#### PROMPT:
Exactly reproduce the lines that follow.

#### Stored data:
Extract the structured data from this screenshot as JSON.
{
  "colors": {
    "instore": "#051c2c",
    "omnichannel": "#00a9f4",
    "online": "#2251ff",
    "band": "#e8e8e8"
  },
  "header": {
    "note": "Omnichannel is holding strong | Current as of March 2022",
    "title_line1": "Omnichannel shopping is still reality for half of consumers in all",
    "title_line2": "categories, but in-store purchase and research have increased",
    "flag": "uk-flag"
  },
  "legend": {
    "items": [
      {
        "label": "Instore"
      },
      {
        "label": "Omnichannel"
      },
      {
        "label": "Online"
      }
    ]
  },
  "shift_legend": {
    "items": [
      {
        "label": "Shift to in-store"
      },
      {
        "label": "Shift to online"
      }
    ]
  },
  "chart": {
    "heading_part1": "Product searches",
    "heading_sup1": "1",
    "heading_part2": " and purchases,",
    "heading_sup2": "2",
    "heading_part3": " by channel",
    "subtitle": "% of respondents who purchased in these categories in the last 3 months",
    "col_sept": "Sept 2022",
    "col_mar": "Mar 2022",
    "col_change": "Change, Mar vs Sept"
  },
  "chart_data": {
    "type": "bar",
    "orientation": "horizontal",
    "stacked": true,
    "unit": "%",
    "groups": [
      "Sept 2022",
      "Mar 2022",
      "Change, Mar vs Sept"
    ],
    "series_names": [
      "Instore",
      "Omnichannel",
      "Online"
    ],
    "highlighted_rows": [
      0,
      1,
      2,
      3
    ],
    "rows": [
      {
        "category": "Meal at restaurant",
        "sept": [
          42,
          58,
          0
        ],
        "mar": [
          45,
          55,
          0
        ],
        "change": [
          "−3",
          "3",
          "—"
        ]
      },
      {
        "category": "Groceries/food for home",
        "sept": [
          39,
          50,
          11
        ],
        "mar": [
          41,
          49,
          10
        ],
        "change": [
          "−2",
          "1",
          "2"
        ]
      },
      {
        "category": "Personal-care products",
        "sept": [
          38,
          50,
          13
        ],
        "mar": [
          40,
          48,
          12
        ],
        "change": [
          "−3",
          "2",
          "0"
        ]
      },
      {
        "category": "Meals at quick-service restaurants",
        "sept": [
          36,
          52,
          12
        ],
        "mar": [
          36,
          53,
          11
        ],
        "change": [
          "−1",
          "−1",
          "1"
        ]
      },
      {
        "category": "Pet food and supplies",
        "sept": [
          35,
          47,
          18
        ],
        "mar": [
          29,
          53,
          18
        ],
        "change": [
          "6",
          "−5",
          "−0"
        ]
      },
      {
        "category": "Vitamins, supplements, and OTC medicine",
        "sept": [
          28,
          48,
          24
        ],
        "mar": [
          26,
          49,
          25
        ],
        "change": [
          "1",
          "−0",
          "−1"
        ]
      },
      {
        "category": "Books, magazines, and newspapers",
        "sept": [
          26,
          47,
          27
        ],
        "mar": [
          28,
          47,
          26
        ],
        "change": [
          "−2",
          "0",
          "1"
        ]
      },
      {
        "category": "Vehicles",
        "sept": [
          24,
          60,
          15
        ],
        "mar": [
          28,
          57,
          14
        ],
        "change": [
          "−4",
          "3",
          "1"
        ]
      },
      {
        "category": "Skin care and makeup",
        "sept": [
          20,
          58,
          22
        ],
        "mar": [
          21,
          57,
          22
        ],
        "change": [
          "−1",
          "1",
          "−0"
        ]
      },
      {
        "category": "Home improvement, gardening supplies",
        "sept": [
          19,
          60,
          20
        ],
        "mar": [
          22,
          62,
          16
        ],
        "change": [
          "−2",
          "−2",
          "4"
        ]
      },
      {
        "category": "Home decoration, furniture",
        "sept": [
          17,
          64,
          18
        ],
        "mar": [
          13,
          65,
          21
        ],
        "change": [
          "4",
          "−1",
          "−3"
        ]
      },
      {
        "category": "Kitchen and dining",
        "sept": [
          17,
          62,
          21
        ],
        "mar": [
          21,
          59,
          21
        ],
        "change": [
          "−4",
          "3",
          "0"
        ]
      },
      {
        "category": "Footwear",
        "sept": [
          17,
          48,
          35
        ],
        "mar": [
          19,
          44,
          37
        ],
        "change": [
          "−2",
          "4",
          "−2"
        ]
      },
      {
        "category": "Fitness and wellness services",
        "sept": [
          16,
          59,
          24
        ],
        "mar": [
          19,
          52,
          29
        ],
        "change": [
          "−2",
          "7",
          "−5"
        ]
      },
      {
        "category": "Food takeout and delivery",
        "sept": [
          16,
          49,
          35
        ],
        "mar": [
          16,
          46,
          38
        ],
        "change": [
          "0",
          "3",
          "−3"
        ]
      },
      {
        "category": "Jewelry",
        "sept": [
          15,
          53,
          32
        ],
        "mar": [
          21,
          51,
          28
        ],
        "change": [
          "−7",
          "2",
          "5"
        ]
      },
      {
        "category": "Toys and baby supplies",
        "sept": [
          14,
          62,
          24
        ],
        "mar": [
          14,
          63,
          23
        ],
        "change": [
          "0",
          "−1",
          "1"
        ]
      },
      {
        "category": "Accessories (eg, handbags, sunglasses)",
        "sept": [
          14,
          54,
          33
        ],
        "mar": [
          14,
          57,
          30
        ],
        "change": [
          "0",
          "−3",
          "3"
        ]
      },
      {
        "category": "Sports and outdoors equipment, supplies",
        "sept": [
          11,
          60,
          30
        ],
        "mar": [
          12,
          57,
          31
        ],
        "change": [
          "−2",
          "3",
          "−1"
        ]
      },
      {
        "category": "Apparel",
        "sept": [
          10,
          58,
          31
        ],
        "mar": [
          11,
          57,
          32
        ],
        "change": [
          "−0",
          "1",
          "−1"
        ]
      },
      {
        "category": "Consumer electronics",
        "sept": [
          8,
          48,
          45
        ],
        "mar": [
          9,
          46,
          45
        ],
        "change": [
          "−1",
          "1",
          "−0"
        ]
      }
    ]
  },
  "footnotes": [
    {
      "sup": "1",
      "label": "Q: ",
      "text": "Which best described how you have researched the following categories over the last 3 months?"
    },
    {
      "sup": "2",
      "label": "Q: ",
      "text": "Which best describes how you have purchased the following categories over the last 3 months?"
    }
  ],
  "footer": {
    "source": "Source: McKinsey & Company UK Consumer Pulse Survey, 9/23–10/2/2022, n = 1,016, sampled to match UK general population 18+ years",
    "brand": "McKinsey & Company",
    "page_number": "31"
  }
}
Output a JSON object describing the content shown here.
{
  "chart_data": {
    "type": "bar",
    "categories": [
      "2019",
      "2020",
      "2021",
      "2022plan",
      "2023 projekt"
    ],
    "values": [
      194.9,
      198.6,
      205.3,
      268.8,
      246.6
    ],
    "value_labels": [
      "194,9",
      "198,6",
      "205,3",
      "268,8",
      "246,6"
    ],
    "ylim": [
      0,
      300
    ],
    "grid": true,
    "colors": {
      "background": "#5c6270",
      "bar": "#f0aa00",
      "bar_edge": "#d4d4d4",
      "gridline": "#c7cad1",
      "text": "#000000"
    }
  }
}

#### COMPLETED TASK:
Extract the structured data from this screenshot as JSON.
{
  "colors": {
    "instore": "#051c2c",
    "omnichannel": "#00a9f4",
    "online": "#2251ff",
    "band": "#e8e8e8"
  },
  "header": {
    "note": "Omnichannel is holding strong | Current as of March 2022",
    "title_line1": "Omnichannel shopping is still reality for half of consumers in all",
    "title_line2": "categories, but in-store purchase and research have increased",
    "flag": "uk-flag"
  },
  "legend": {
    "items": [
      {
        "label": "Instore"
      },
      {
        "label": "Omnichannel"
      },
      {
        "label": "Online"
      }
    ]
  },
  "shift_legend": {
    "items": [
      {
        "label": "Shift to in-store"
      },
      {
        "label": "Shift to online"
      }
    ]
  },
  "chart": {
    "heading_part1": "Product searches",
    "heading_sup1": "1",
    "heading_part2": " and purchases,",
    "heading_sup2": "2",
    "heading_part3": " by channel",
    "subtitle": "% of respondents who purchased in these categories in the last 3 months",
    "col_sept": "Sept 2022",
    "col_mar": "Mar 2022",
    "col_change": "Change, Mar vs Sept"
  },
  "chart_data": {
    "type": "bar",
    "orientation": "horizontal",
    "stacked": true,
    "unit": "%",
    "groups": [
      "Sept 2022",
      "Mar 2022",
      "Change, Mar vs Sept"
    ],
    "series_names": [
      "Instore",
      "Omnichannel",
      "Online"
    ],
    "highlighted_rows": [
      0,
      1,
      2,
      3
    ],
    "rows": [
      {
        "category": "Meal at restaurant",
        "sept": [
          42,
          58,
          0
        ],
        "mar": [
          45,
          55,
          0
        ],
        "change": [
          "−3",
          "3",
          "—"
        ]
      },
      {
        "category": "Groceries/food for home",
        "sept": [
          39,
          50,
          11
        ],
        "mar": [
          41,
          49,
          10
        ],
        "change": [
          "−2",
          "1",
          "2"
        ]
      },
      {
        "category": "Personal-care products",
        "sept": [
          38,
          50,
          13
        ],
        "mar": [
          40,
          48,
          12
        ],
        "change": [
          "−3",
          "2",
          "0"
        ]
      },
      {
        "category": "Meals at quick-service restaurants",
        "sept": [
          36,
          52,
          12
        ],
        "mar": [
          36,
          53,
          11
        ],
        "change": [
          "−1",
          "−1",
          "1"
        ]
      },
      {
        "category": "Pet food and supplies",
        "sept": [
          35,
          47,
          18
        ],
        "mar": [
          29,
          53,
          18
        ],
        "change": [
          "6",
          "−5",
          "−0"
        ]
      },
      {
        "category": "Vitamins, supplements, and OTC medicine",
        "sept": [
          28,
          48,
          24
        ],
        "mar": [
          26,
          49,
          25
        ],
        "change": [
          "1",
          "−0",
          "−1"
        ]
      },
      {
        "category": "Books, magazines, and newspapers",
        "sept": [
          26,
          47,
          27
        ],
        "mar": [
          28,
          47,
          26
        ],
        "change": [
          "−2",
          "0",
          "1"
        ]
      },
      {
        "category": "Vehicles",
        "sept": [
          24,
          60,
          15
        ],
        "mar": [
          28,
          57,
          14
        ],
        "change": [
          "−4",
          "3",
          "1"
        ]
      },
      {
        "category": "Skin care and makeup",
        "sept": [
          20,
          58,
          22
        ],
        "mar": [
          21,
          57,
          22
        ],
        "change": [
          "−1",
          "1",
          "−0"
        ]
      },
      {
        "category": "Home improvement, gardening supplies",
        "sept": [
          19,
          60,
          20
        ],
        "mar": [
          22,
          62,
          16
        ],
        "change": [
          "−2",
          "−2",
          "4"
        ]
      },
      {
        "category": "Home decoration, furniture",
        "sept": [
          17,
          64,
          18
        ],
        "mar": [
          13,
          65,
          21
        ],
        "change": [
          "4",
          "−1",
          "−3"
        ]
      },
      {
        "category": "Kitchen and dining",
        "sept": [
          17,
          62,
          21
        ],
        "mar": [
          21,
          59,
          21
        ],
        "change": [
          "−4",
          "3",
          "0"
        ]
      },
      {
        "category": "Footwear",
        "sept": [
          17,
          48,
          35
        ],
        "mar": [
          19,
          44,
          37
        ],
        "change": [
          "−2",
          "4",
          "−2"
        ]
      },
      {
        "category": "Fitness and wellness services",
        "sept": [
          16,
          59,
          24
        ],
        "mar": [
          19,
          52,
          29
        ],
        "change": [
          "−2",
          "7",
          "−5"
        ]
      },
      {
        "category": "Food takeout and delivery",
        "sept": [
          16,
          49,
          35
        ],
        "mar": [
          16,
          46,
          38
        ],
        "change": [
          "0",
          "3",
          "−3"
        ]
      },
      {
        "category": "Jewelry",
        "sept": [
          15,
          53,
          32
        ],
        "mar": [
          21,
          51,
          28
        ],
        "change": [
          "−7",
          "2",
          "5"
        ]
      },
      {
        "category": "Toys and baby supplies",
        "sept": [
          14,
          62,
          24
        ],
        "mar": [
          14,
          63,
          23
        ],
        "change": [
          "0",
          "−1",
          "1"
        ]
      },
      {
        "category": "Accessories (eg, handbags, sunglasses)",
        "sept": [
          14,
          54,
          33
        ],
        "mar": [
          14,
          57,
          30
        ],
        "change": [
          "0",
          "−3",
          "3"
        ]
      },
      {
        "category": "Sports and outdoors equipment, supplies",
        "sept": [
          11,
          60,
          30
        ],
        "mar": [
          12,
          57,
          31
        ],
        "change": [
          "−2",
          "3",
          "−1"
        ]
      },
      {
        "category": "Apparel",
        "sept": [
          10,
          58,
          31
        ],
        "mar": [
          11,
          57,
          32
        ],
        "change": [
          "−0",
          "1",
          "−1"
        ]
      },
      {
        "category": "Consumer electronics",
        "sept": [
          8,
          48,
          45
        ],
        "mar": [
          9,
          46,
          45
        ],
        "change": [
          "−1",
          "1",
          "−0"
        ]
      }
    ]
  },
  "footnotes": [
    {
      "sup": "1",
      "label": "Q: ",
      "text": "Which best described how you have researched the following categories over the last 3 months?"
    },
    {
      "sup": "2",
      "label": "Q: ",
      "text": "Which best describes how you have purchased the following categories over the last 3 months?"
    }
  ],
  "footer": {
    "source": "Source: McKinsey & Company UK Consumer Pulse Survey, 9/23–10/2/2022, n = 1,016, sampled to match UK general population 18+ years",
    "brand": "McKinsey & Company",
    "page_number": "31"
  }
}
Output a JSON object describing the content shown here.
{
  "chart_data": {
    "type": "bar",
    "categories": [
      "2019",
      "2020",
      "2021",
      "2022plan",
      "2023 projekt"
    ],
    "values": [
      194.9,
      198.6,
      205.3,
      268.8,
      246.6
    ],
    "value_labels": [
      "194,9",
      "198,6",
      "205,3",
      "268,8",
      "246,6"
    ],
    "ylim": [
      0,
      300
    ],
    "grid": true,
    "colors": {
      "background": "#5c6270",
      "bar": "#f0aa00",
      "bar_edge": "#d4d4d4",
      "gridline": "#c7cad1",
      "text": "#000000"
    }
  }
}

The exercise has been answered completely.